Study material —

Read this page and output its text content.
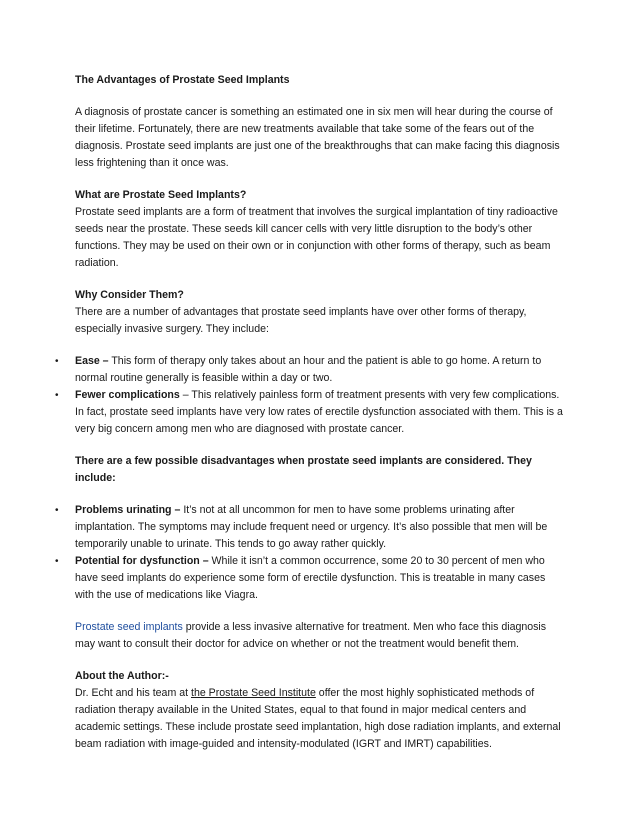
The Advantages of Prostate Seed Implants

A diagnosis of prostate cancer is something an estimated one in six men will hear during the course of their lifetime. Fortunately, there are new treatments available that take some of the fears out of the diagnosis. Prostate seed implants are just one of the breakthroughs that can make facing this diagnosis less frightening than it once was.

What are Prostate Seed Implants?

Prostate seed implants are a form of treatment that involves the surgical implantation of tiny radioactive seeds near the prostate. These seeds kill cancer cells with very little disruption to the body’s other functions. They may be used on their own or in conjunction with other forms of therapy, such as beam radiation.

Why Consider Them?

There are a number of advantages that prostate seed implants have over other forms of therapy, especially invasive surgery. They include:

• Ease – This form of therapy only takes about an hour and the patient is able to go home. A return to normal routine generally is feasible within a day or two.
• Fewer complications – This relatively painless form of treatment presents with very few complications. In fact, prostate seed implants have very low rates of erectile dysfunction associated with them. This is a very big concern among men who are diagnosed with prostate cancer.

There are a few possible disadvantages when prostate seed implants are considered. They include:

• Problems urinating – It’s not at all uncommon for men to have some problems urinating after implantation. The symptoms may include frequent need or urgency. It’s also possible that men will be temporarily unable to urinate. This tends to go away rather quickly.
• Potential for dysfunction – While it isn’t a common occurrence, some 20 to 30 percent of men who have seed implants do experience some form of erectile dysfunction. This is treatable in many cases with the use of medications like Viagra.

Prostate seed implants provide a less invasive alternative for treatment. Men who face this diagnosis may want to consult their doctor for advice on whether or not the treatment would benefit them.

About the Author:-

Dr. Echt and his team at the Prostate Seed Institute offer the most highly sophisticated methods of radiation therapy available in the United States, equal to that found in major medical centers and academic settings. These include prostate seed implantation, high dose radiation implants, and external beam radiation with image-guided and intensity-modulated (IGRT and IMRT) capabilities.
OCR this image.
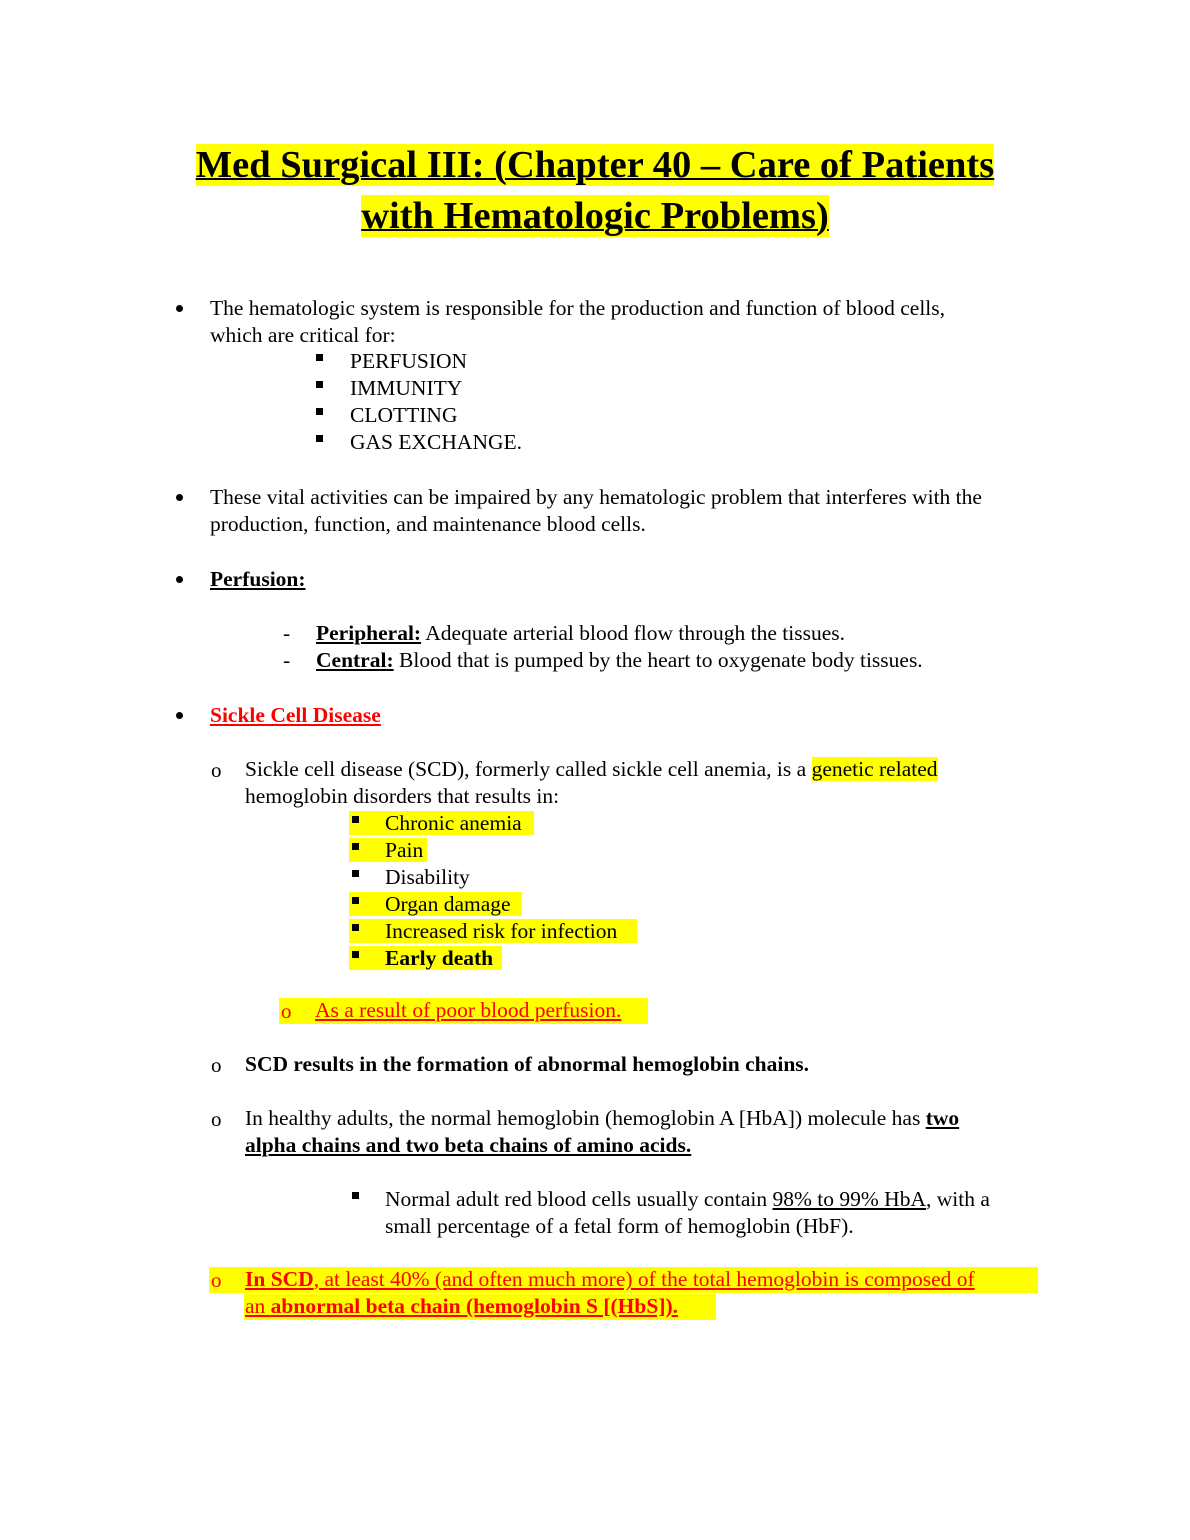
Med Surgical III: (Chapter 40 – Care of Patients
with Hematologic Problems)
The hematologic system is responsible for the production and function of blood cells,
which are critical for:
PERFUSION
IMMUNITY
CLOTTING
GAS EXCHANGE.
These vital activities can be impaired by any hematologic problem that interferes with the
production, function, and maintenance blood cells.
Perfusion:
- Peripheral: Adequate arterial blood flow through the tissues.
- Central: Blood that is pumped by the heart to oxygenate body tissues.
Sickle Cell Disease
o Sickle cell disease (SCD), formerly called sickle cell anemia, is a genetic related
hemoglobin disorders that results in:
Chronic anemia
Pain
Disability
Organ damage
Increased risk for infection
Early death
o As a result of poor blood perfusion.
o SCD results in the formation of abnormal hemoglobin chains.
o In healthy adults, the normal hemoglobin (hemoglobin A [HbA]) molecule has two
alpha chains and two beta chains of amino acids.
Normal adult red blood cells usually contain 98% to 99% HbA, with a
small percentage of a fetal form of hemoglobin (HbF).
o In SCD, at least 40% (and often much more) of the total hemoglobin is composed of
an abnormal beta chain (hemoglobin S [(HbS]).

What you will do — If a line contains the word "implantation", it counts; say how many such lines the records hold, and give only that number.

Task solution — 3